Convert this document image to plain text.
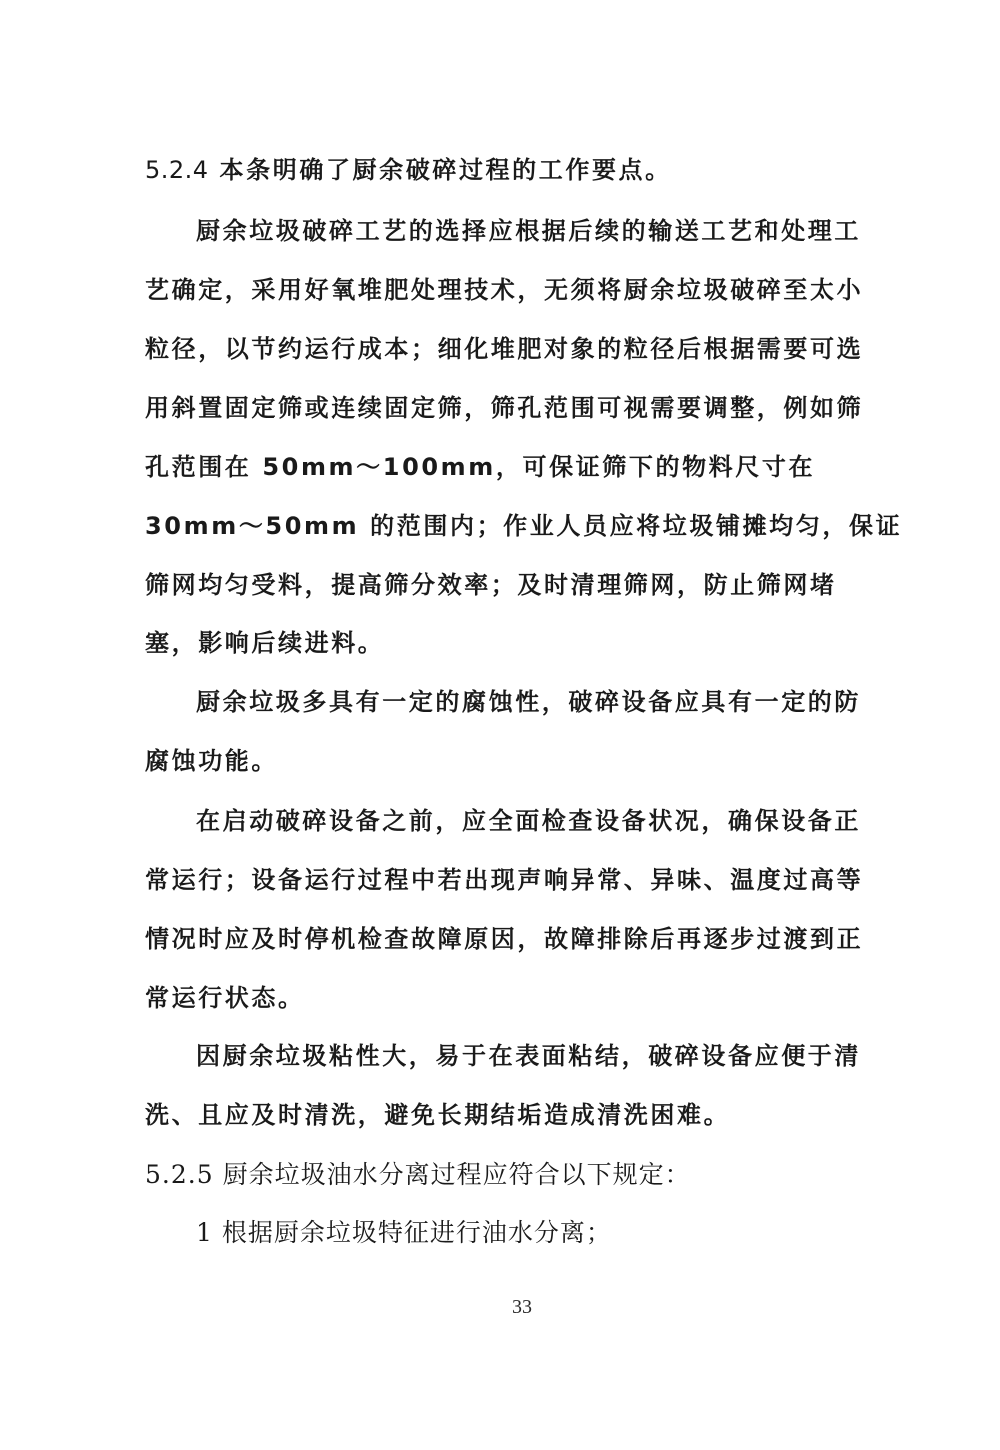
5.2.4 本条明确了厨余破碎过程的工作要点。
厨余垃圾破碎工艺的选择应根据后续的输送工艺和处理工
艺确定，采用好氧堆肥处理技术，无须将厨余垃圾破碎至太小
粒径，以节约运行成本；细化堆肥对象的粒径后根据需要可选
用斜置固定筛或连续固定筛，筛孔范围可视需要调整，例如筛
孔范围在 50mm～100mm，可保证筛下的物料尺寸在
30mm～50mm 的范围内；作业人员应将垃圾铺摊均匀，保证
筛网均匀受料，提高筛分效率；及时清理筛网，防止筛网堵
塞，影响后续进料。
厨余垃圾多具有一定的腐蚀性，破碎设备应具有一定的防
腐蚀功能。
在启动破碎设备之前，应全面检查设备状况，确保设备正
常运行；设备运行过程中若出现声响异常、异味、温度过高等
情况时应及时停机检查故障原因，故障排除后再逐步过渡到正
常运行状态。
因厨余垃圾粘性大，易于在表面粘结，破碎设备应便于清
洗、且应及时清洗，避免长期结垢造成清洗困难。
5.2.5 厨余垃圾油水分离过程应符合以下规定：
1 根据厨余垃圾特征进行油水分离；
33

* TASK INSTRUCTIONS
Transcribe every entry word for word, but omit the pictures.

* EXERCISE SOLUTION
Convert this document image to plain text.
5.2.4 本条明确了厨余破碎过程的工作要点。
厨余垃圾破碎工艺的选择应根据后续的输送工艺和处理工
艺确定，采用好氧堆肥处理技术，无须将厨余垃圾破碎至太小
粒径，以节约运行成本；细化堆肥对象的粒径后根据需要可选
用斜置固定筛或连续固定筛，筛孔范围可视需要调整，例如筛
孔范围在 50mm～100mm，可保证筛下的物料尺寸在
30mm～50mm 的范围内；作业人员应将垃圾铺摊均匀，保证
筛网均匀受料，提高筛分效率；及时清理筛网，防止筛网堵
塞，影响后续进料。
厨余垃圾多具有一定的腐蚀性，破碎设备应具有一定的防
腐蚀功能。
在启动破碎设备之前，应全面检查设备状况，确保设备正
常运行；设备运行过程中若出现声响异常、异味、温度过高等
情况时应及时停机检查故障原因，故障排除后再逐步过渡到正
常运行状态。
因厨余垃圾粘性大，易于在表面粘结，破碎设备应便于清
洗、且应及时清洗，避免长期结垢造成清洗困难。
5.2.5 厨余垃圾油水分离过程应符合以下规定：
1 根据厨余垃圾特征进行油水分离；
33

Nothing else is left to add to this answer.